Return all the data, word for word.

● ● ● ●

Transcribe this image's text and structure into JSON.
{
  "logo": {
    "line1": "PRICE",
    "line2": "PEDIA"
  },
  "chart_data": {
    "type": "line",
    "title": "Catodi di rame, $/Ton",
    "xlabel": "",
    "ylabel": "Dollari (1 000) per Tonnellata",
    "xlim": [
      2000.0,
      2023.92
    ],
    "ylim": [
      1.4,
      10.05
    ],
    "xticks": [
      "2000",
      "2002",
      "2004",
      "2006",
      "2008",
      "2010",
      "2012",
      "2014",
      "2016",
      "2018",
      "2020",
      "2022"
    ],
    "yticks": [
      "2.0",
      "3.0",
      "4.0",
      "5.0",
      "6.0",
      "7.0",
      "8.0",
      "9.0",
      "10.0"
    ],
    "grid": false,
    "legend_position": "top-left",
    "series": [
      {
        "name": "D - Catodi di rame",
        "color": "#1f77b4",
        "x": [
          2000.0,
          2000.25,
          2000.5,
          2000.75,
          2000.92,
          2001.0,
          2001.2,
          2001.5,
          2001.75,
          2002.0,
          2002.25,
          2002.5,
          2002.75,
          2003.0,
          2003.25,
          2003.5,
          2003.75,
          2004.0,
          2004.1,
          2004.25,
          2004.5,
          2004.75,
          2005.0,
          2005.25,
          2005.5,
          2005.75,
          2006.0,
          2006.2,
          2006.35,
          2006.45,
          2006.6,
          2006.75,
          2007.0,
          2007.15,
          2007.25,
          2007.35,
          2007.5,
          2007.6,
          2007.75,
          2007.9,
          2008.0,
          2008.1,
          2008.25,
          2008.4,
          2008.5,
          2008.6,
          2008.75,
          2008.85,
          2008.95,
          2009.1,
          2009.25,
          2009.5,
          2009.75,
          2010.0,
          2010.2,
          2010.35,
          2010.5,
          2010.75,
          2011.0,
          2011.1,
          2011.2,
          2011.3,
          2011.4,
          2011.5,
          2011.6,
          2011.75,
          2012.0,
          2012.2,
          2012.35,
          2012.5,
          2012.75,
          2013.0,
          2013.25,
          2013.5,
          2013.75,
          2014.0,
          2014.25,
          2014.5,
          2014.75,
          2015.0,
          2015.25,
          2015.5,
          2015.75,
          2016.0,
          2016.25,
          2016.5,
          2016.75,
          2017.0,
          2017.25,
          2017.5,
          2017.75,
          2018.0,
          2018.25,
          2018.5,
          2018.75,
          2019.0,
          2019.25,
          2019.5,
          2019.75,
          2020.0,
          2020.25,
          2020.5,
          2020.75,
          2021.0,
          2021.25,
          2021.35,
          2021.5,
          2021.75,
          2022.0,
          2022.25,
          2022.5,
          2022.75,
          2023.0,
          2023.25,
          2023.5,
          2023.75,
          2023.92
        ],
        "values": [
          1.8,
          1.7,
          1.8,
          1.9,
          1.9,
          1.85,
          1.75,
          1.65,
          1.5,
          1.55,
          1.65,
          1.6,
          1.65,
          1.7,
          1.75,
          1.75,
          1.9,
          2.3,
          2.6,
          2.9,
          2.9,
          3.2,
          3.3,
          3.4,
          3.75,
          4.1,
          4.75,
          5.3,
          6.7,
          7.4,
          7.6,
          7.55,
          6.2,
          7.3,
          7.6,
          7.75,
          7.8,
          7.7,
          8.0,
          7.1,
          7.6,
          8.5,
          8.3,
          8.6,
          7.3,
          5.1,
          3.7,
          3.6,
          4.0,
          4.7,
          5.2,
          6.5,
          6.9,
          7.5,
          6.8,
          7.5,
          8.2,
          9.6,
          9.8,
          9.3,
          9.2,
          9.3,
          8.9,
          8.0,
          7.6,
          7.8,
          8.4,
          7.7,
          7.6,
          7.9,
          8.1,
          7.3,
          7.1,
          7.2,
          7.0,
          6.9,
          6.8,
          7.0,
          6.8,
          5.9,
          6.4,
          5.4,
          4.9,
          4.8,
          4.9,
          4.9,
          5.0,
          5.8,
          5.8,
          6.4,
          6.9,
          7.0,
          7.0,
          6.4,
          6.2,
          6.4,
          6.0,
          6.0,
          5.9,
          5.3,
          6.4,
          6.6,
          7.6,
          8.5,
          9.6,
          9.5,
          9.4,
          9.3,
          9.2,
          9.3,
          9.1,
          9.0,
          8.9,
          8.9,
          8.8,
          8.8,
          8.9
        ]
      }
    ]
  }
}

● ● ● ●

*Response to this exercise:*
Transcribe this image's text and structure into JSON.
{
  "logo": {
    "line1": "PRICE",
    "line2": "PEDIA"
  },
  "chart_data": {
    "type": "line",
    "title": "Catodi di rame, $/Ton",
    "xlabel": "",
    "ylabel": "Dollari (1 000) per Tonnellata",
    "xlim": [
      2000.0,
      2023.92
    ],
    "ylim": [
      1.4,
      10.05
    ],
    "xticks": [
      "2000",
      "2002",
      "2004",
      "2006",
      "2008",
      "2010",
      "2012",
      "2014",
      "2016",
      "2018",
      "2020",
      "2022"
    ],
    "yticks": [
      "2.0",
      "3.0",
      "4.0",
      "5.0",
      "6.0",
      "7.0",
      "8.0",
      "9.0",
      "10.0"
    ],
    "grid": false,
    "legend_position": "top-left",
    "series": [
      {
        "name": "D - Catodi di rame",
        "color": "#1f77b4",
        "x": [
          2000.0,
          2000.25,
          2000.5,
          2000.75,
          2000.92,
          2001.0,
          2001.2,
          2001.5,
          2001.75,
          2002.0,
          2002.25,
          2002.5,
          2002.75,
          2003.0,
          2003.25,
          2003.5,
          2003.75,
          2004.0,
          2004.1,
          2004.25,
          2004.5,
          2004.75,
          2005.0,
          2005.25,
          2005.5,
          2005.75,
          2006.0,
          2006.2,
          2006.35,
          2006.45,
          2006.6,
          2006.75,
          2007.0,
          2007.15,
          2007.25,
          2007.35,
          2007.5,
          2007.6,
          2007.75,
          2007.9,
          2008.0,
          2008.1,
          2008.25,
          2008.4,
          2008.5,
          2008.6,
          2008.75,
          2008.85,
          2008.95,
          2009.1,
          2009.25,
          2009.5,
          2009.75,
          2010.0,
          2010.2,
          2010.35,
          2010.5,
          2010.75,
          2011.0,
          2011.1,
          2011.2,
          2011.3,
          2011.4,
          2011.5,
          2011.6,
          2011.75,
          2012.0,
          2012.2,
          2012.35,
          2012.5,
          2012.75,
          2013.0,
          2013.25,
          2013.5,
          2013.75,
          2014.0,
          2014.25,
          2014.5,
          2014.75,
          2015.0,
          2015.25,
          2015.5,
          2015.75,
          2016.0,
          2016.25,
          2016.5,
          2016.75,
          2017.0,
          2017.25,
          2017.5,
          2017.75,
          2018.0,
          2018.25,
          2018.5,
          2018.75,
          2019.0,
          2019.25,
          2019.5,
          2019.75,
          2020.0,
          2020.25,
          2020.5,
          2020.75,
          2021.0,
          2021.25,
          2021.35,
          2021.5,
          2021.75,
          2022.0,
          2022.25,
          2022.5,
          2022.75,
          2023.0,
          2023.25,
          2023.5,
          2023.75,
          2023.92
        ],
        "values": [
          1.8,
          1.7,
          1.8,
          1.9,
          1.9,
          1.85,
          1.75,
          1.65,
          1.5,
          1.55,
          1.65,
          1.6,
          1.65,
          1.7,
          1.75,
          1.75,
          1.9,
          2.3,
          2.6,
          2.9,
          2.9,
          3.2,
          3.3,
          3.4,
          3.75,
          4.1,
          4.75,
          5.3,
          6.7,
          7.4,
          7.6,
          7.55,
          6.2,
          7.3,
          7.6,
          7.75,
          7.8,
          7.7,
          8.0,
          7.1,
          7.6,
          8.5,
          8.3,
          8.6,
          7.3,
          5.1,
          3.7,
          3.6,
          4.0,
          4.7,
          5.2,
          6.5,
          6.9,
          7.5,
          6.8,
          7.5,
          8.2,
          9.6,
          9.8,
          9.3,
          9.2,
          9.3,
          8.9,
          8.0,
          7.6,
          7.8,
          8.4,
          7.7,
          7.6,
          7.9,
          8.1,
          7.3,
          7.1,
          7.2,
          7.0,
          6.9,
          6.8,
          7.0,
          6.8,
          5.9,
          6.4,
          5.4,
          4.9,
          4.8,
          4.9,
          4.9,
          5.0,
          5.8,
          5.8,
          6.4,
          6.9,
          7.0,
          7.0,
          6.4,
          6.2,
          6.4,
          6.0,
          6.0,
          5.9,
          5.3,
          6.4,
          6.6,
          7.6,
          8.5,
          9.6,
          9.5,
          9.4,
          9.3,
          9.2,
          9.3,
          9.1,
          9.0,
          8.9,
          8.9,
          8.8,
          8.8,
          8.9
        ]
      }
    ]
  }
}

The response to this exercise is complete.